Recorded data:
===
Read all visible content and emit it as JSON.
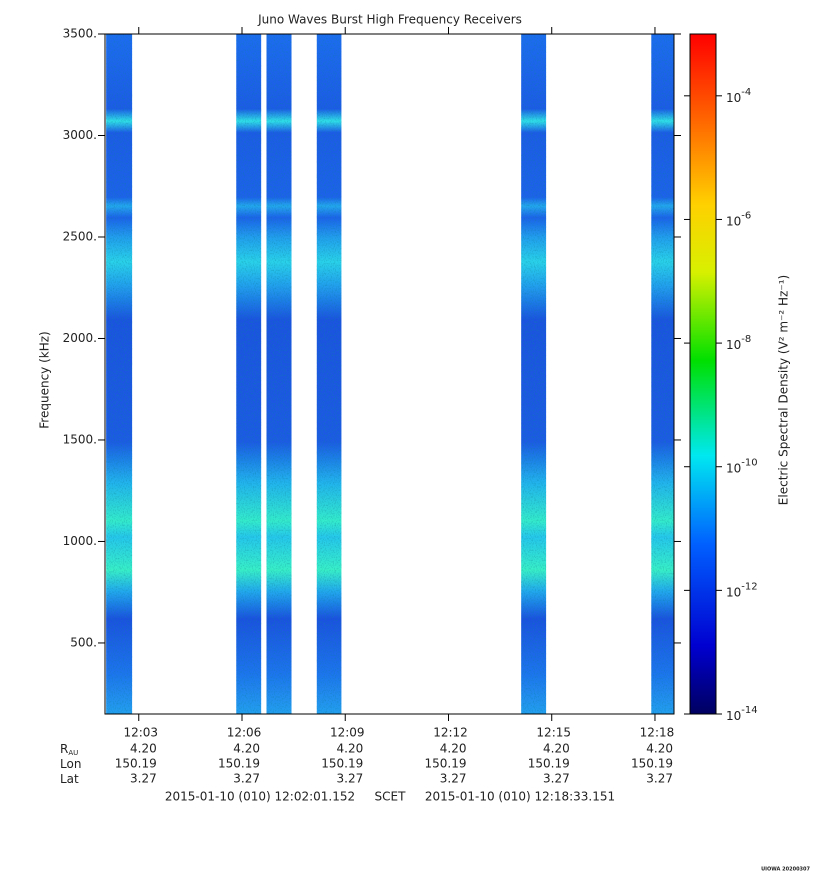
{
  "chart_data": {
    "type": "spectrogram",
    "title": "Juno Waves Burst High Frequency Receivers",
    "ylabel": "Frequency (kHz)",
    "colorbar_label": "Electric Spectral Density (V² m⁻² Hz⁻¹)",
    "xlim": [
      722.019,
      738.553
    ],
    "xticks": [
      {
        "value": 723,
        "label": "12:03"
      },
      {
        "value": 726,
        "label": "12:06"
      },
      {
        "value": 729,
        "label": "12:09"
      },
      {
        "value": 732,
        "label": "12:12"
      },
      {
        "value": 735,
        "label": "12:15"
      },
      {
        "value": 738,
        "label": "12:18"
      }
    ],
    "ylim": [
      150,
      3500
    ],
    "yticks": [
      {
        "value": 500,
        "label": "500."
      },
      {
        "value": 1000,
        "label": "1000."
      },
      {
        "value": 1500,
        "label": "1500."
      },
      {
        "value": 2000,
        "label": "2000."
      },
      {
        "value": 2500,
        "label": "2500."
      },
      {
        "value": 3000,
        "label": "3000."
      },
      {
        "value": 3500,
        "label": "3500."
      }
    ],
    "zlim": [
      1e-14,
      0.001
    ],
    "zscale": "log",
    "zticks": [
      {
        "value": 1e-14,
        "base": "10",
        "exponent": "-14"
      },
      {
        "value": 1e-12,
        "base": "10",
        "exponent": "-12"
      },
      {
        "value": 1e-10,
        "base": "10",
        "exponent": "-10"
      },
      {
        "value": 1e-08,
        "base": "10",
        "exponent": "-8"
      },
      {
        "value": 1e-06,
        "base": "10",
        "exponent": "-6"
      },
      {
        "value": 0.0001,
        "base": "10",
        "exponent": "-4"
      }
    ],
    "segments": [
      {
        "start": 722.05,
        "end": 722.81
      },
      {
        "start": 725.83,
        "end": 726.56
      },
      {
        "start": 726.71,
        "end": 727.44
      },
      {
        "start": 728.17,
        "end": 728.89
      },
      {
        "start": 734.11,
        "end": 734.84
      },
      {
        "start": 737.89,
        "end": 738.55
      }
    ],
    "ephemeris": [
      {
        "label": "R",
        "label_sub": "AU",
        "values": [
          "4.20",
          "4.20",
          "4.20",
          "4.20",
          "4.20",
          "4.20"
        ]
      },
      {
        "label": "Lon",
        "values": [
          "150.19",
          "150.19",
          "150.19",
          "150.19",
          "150.19",
          "150.19"
        ]
      },
      {
        "label": "Lat",
        "values": [
          "3.27",
          "3.27",
          "3.27",
          "3.27",
          "3.27",
          "3.27"
        ]
      }
    ],
    "time_start": "2015-01-10 (010) 12:02:01.152",
    "time_system": "SCET",
    "time_end": "2015-01-10 (010) 12:18:33.151",
    "stamp": "UIOWA 20200307"
  }
}
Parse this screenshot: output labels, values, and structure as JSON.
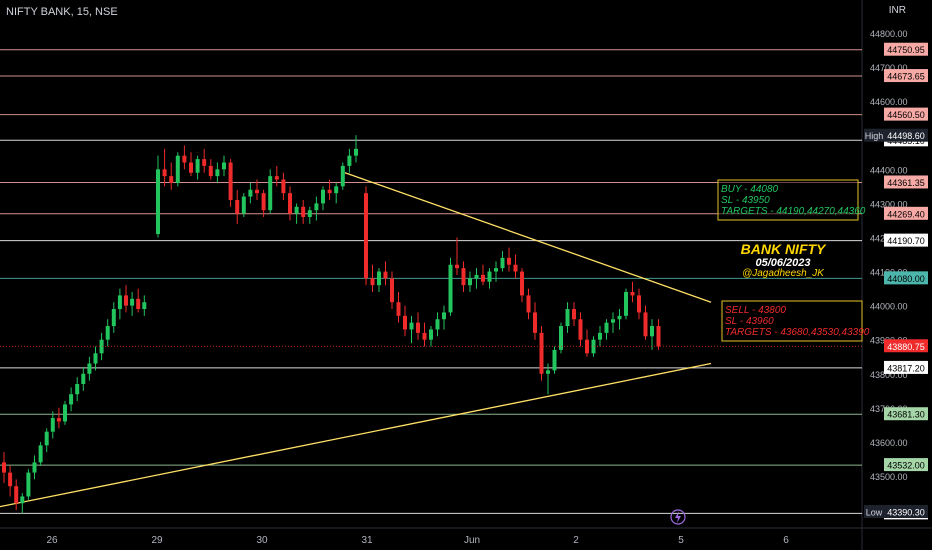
{
  "header": {
    "symbol_line": "NIFTY BANK, 15, NSE",
    "currency": "INR"
  },
  "chart_data": {
    "type": "candlestick",
    "y_ticks": [
      43500,
      43600,
      43700,
      43800,
      43900,
      44000,
      44100,
      44200,
      44300,
      44400,
      44500,
      44600,
      44700,
      44800
    ],
    "y_tick_labels": [
      "43500.00",
      "43600.00",
      "43700.00",
      "43800.00",
      "43900.00",
      "44000.00",
      "44100.00",
      "44200.00",
      "44300.00",
      "44400.00",
      "44500.00",
      "44600.00",
      "44700.00",
      "44800.00"
    ],
    "x_ticks": [
      "26",
      "29",
      "30",
      "31",
      "Jun",
      "2",
      "5",
      "6"
    ],
    "ylim": [
      43375,
      44875
    ],
    "horizontal_levels": [
      {
        "value": 44750.95,
        "label": "44750.95",
        "color": "#f7a9a5"
      },
      {
        "value": 44673.65,
        "label": "44673.65",
        "color": "#f7a9a5"
      },
      {
        "value": 44560.5,
        "label": "44560.50",
        "color": "#f7a9a5"
      },
      {
        "value": 44485.1,
        "label": "44485.10",
        "color": "#ffffff"
      },
      {
        "value": 44361.35,
        "label": "44361.35",
        "color": "#f7a9a5"
      },
      {
        "value": 44269.4,
        "label": "44269.40",
        "color": "#f7a9a5"
      },
      {
        "value": 44190.7,
        "label": "44190.70",
        "color": "#ffffff"
      },
      {
        "value": 44080.0,
        "label": "44080.00",
        "color": "#4db6ac"
      },
      {
        "value": 43817.2,
        "label": "43817.20",
        "color": "#ffffff"
      },
      {
        "value": 43681.3,
        "label": "43681.30",
        "color": "#a5d6a7"
      },
      {
        "value": 43532.0,
        "label": "43532.00",
        "color": "#a5d6a7"
      },
      {
        "value": 43390.3,
        "label": "43390.30",
        "color": "#ffffff"
      }
    ],
    "markers": {
      "high_label": "High",
      "high_value": "44498.60",
      "low_label": "Low",
      "low_value": "43390.30",
      "last_price": "43880.75"
    },
    "bull_color": "#22c55e",
    "bear_color": "#ef2b2b",
    "annotations": {
      "buy": [
        "BUY - 44080",
        "SL - 43950",
        "TARGETS - 44190,44270,44360"
      ],
      "sell": [
        "SELL - 43800",
        "SL - 43960",
        "TARGETS - 43680,43530,43390"
      ],
      "title": "BANK NIFTY",
      "date": "05/06/2023",
      "handle": "@Jagadheesh_JK"
    },
    "trendlines": [
      {
        "from": [
          "31",
          44390
        ],
        "to": [
          "5+",
          44010
        ],
        "color": "#ffe066"
      },
      {
        "from": [
          "26-",
          43410
        ],
        "to": [
          "5+",
          43830
        ],
        "color": "#ffe066"
      }
    ],
    "candles": [
      [
        43540,
        43570,
        43480,
        43510
      ],
      [
        43510,
        43530,
        43440,
        43470
      ],
      [
        43470,
        43490,
        43400,
        43420
      ],
      [
        43420,
        43450,
        43390,
        43440
      ],
      [
        43440,
        43520,
        43430,
        43510
      ],
      [
        43510,
        43560,
        43490,
        43540
      ],
      [
        43540,
        43600,
        43530,
        43590
      ],
      [
        43590,
        43640,
        43570,
        43630
      ],
      [
        43630,
        43690,
        43610,
        43670
      ],
      [
        43670,
        43700,
        43640,
        43660
      ],
      [
        43660,
        43720,
        43650,
        43710
      ],
      [
        43710,
        43760,
        43690,
        43740
      ],
      [
        43740,
        43790,
        43720,
        43770
      ],
      [
        43770,
        43820,
        43750,
        43800
      ],
      [
        43800,
        43850,
        43780,
        43830
      ],
      [
        43830,
        43880,
        43810,
        43860
      ],
      [
        43860,
        43920,
        43840,
        43900
      ],
      [
        43900,
        43960,
        43880,
        43940
      ],
      [
        43940,
        44010,
        43920,
        43990
      ],
      [
        43990,
        44050,
        43960,
        44030
      ],
      [
        44030,
        44060,
        43980,
        44000
      ],
      [
        44000,
        44040,
        43970,
        44020
      ],
      [
        44020,
        44050,
        43980,
        43990
      ],
      [
        43990,
        44030,
        43970,
        44010
      ],
      [
        44210,
        44440,
        44200,
        44400
      ],
      [
        44400,
        44460,
        44350,
        44380
      ],
      [
        44380,
        44420,
        44340,
        44360
      ],
      [
        44360,
        44450,
        44350,
        44440
      ],
      [
        44440,
        44470,
        44400,
        44420
      ],
      [
        44420,
        44450,
        44380,
        44390
      ],
      [
        44390,
        44440,
        44370,
        44430
      ],
      [
        44430,
        44460,
        44390,
        44410
      ],
      [
        44410,
        44430,
        44370,
        44380
      ],
      [
        44380,
        44420,
        44360,
        44400
      ],
      [
        44400,
        44440,
        44380,
        44420
      ],
      [
        44420,
        44430,
        44290,
        44310
      ],
      [
        44310,
        44340,
        44240,
        44270
      ],
      [
        44270,
        44330,
        44260,
        44320
      ],
      [
        44320,
        44360,
        44300,
        44340
      ],
      [
        44340,
        44370,
        44310,
        44330
      ],
      [
        44330,
        44340,
        44260,
        44280
      ],
      [
        44280,
        44400,
        44270,
        44380
      ],
      [
        44380,
        44410,
        44350,
        44370
      ],
      [
        44370,
        44390,
        44310,
        44330
      ],
      [
        44330,
        44350,
        44250,
        44270
      ],
      [
        44270,
        44300,
        44240,
        44290
      ],
      [
        44290,
        44310,
        44240,
        44260
      ],
      [
        44260,
        44290,
        44240,
        44280
      ],
      [
        44280,
        44320,
        44250,
        44300
      ],
      [
        44300,
        44350,
        44280,
        44340
      ],
      [
        44340,
        44370,
        44310,
        44330
      ],
      [
        44330,
        44360,
        44300,
        44350
      ],
      [
        44350,
        44420,
        44340,
        44410
      ],
      [
        44410,
        44460,
        44390,
        44440
      ],
      [
        44440,
        44500,
        44420,
        44460
      ],
      [
        44330,
        44350,
        44060,
        44080
      ],
      [
        44080,
        44120,
        44040,
        44060
      ],
      [
        44060,
        44110,
        44040,
        44100
      ],
      [
        44100,
        44130,
        44060,
        44080
      ],
      [
        44080,
        44100,
        43990,
        44010
      ],
      [
        44010,
        44040,
        43950,
        43970
      ],
      [
        43970,
        44000,
        43910,
        43930
      ],
      [
        43930,
        43970,
        43890,
        43950
      ],
      [
        43950,
        43980,
        43900,
        43920
      ],
      [
        43920,
        43950,
        43880,
        43900
      ],
      [
        43900,
        43940,
        43880,
        43930
      ],
      [
        43930,
        43980,
        43910,
        43960
      ],
      [
        43960,
        44000,
        43930,
        43980
      ],
      [
        43980,
        44140,
        43970,
        44120
      ],
      [
        44120,
        44200,
        44090,
        44110
      ],
      [
        44110,
        44130,
        44040,
        44060
      ],
      [
        44060,
        44100,
        44040,
        44080
      ],
      [
        44080,
        44110,
        44050,
        44090
      ],
      [
        44090,
        44120,
        44060,
        44070
      ],
      [
        44070,
        44110,
        44050,
        44100
      ],
      [
        44100,
        44130,
        44070,
        44110
      ],
      [
        44110,
        44160,
        44100,
        44140
      ],
      [
        44140,
        44170,
        44100,
        44120
      ],
      [
        44120,
        44150,
        44080,
        44100
      ],
      [
        44100,
        44110,
        44010,
        44030
      ],
      [
        44030,
        44050,
        43960,
        43980
      ],
      [
        43980,
        44010,
        43900,
        43920
      ],
      [
        43920,
        43940,
        43780,
        43800
      ],
      [
        43800,
        43830,
        43740,
        43810
      ],
      [
        43810,
        43880,
        43800,
        43870
      ],
      [
        43870,
        43950,
        43860,
        43940
      ],
      [
        43940,
        44010,
        43920,
        43990
      ],
      [
        43990,
        44010,
        43940,
        43960
      ],
      [
        43960,
        43980,
        43880,
        43900
      ],
      [
        43900,
        43930,
        43850,
        43860
      ],
      [
        43860,
        43910,
        43850,
        43900
      ],
      [
        43900,
        43940,
        43880,
        43920
      ],
      [
        43920,
        43960,
        43900,
        43950
      ],
      [
        43950,
        43980,
        43920,
        43960
      ],
      [
        43960,
        43990,
        43930,
        43970
      ],
      [
        43970,
        44050,
        43960,
        44040
      ],
      [
        44040,
        44070,
        44010,
        44030
      ],
      [
        44030,
        44050,
        43960,
        43980
      ],
      [
        43980,
        44000,
        43900,
        43910
      ],
      [
        43910,
        43960,
        43870,
        43940
      ],
      [
        43940,
        43960,
        43870,
        43880
      ]
    ]
  }
}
===
EXERCISE TASK
Where a line contains the string "JSON", extract that line.

TASK SOLUTION
Read all visible content and emit it as JSON.
Parse this screenshot: output labels, values, and structure as JSON.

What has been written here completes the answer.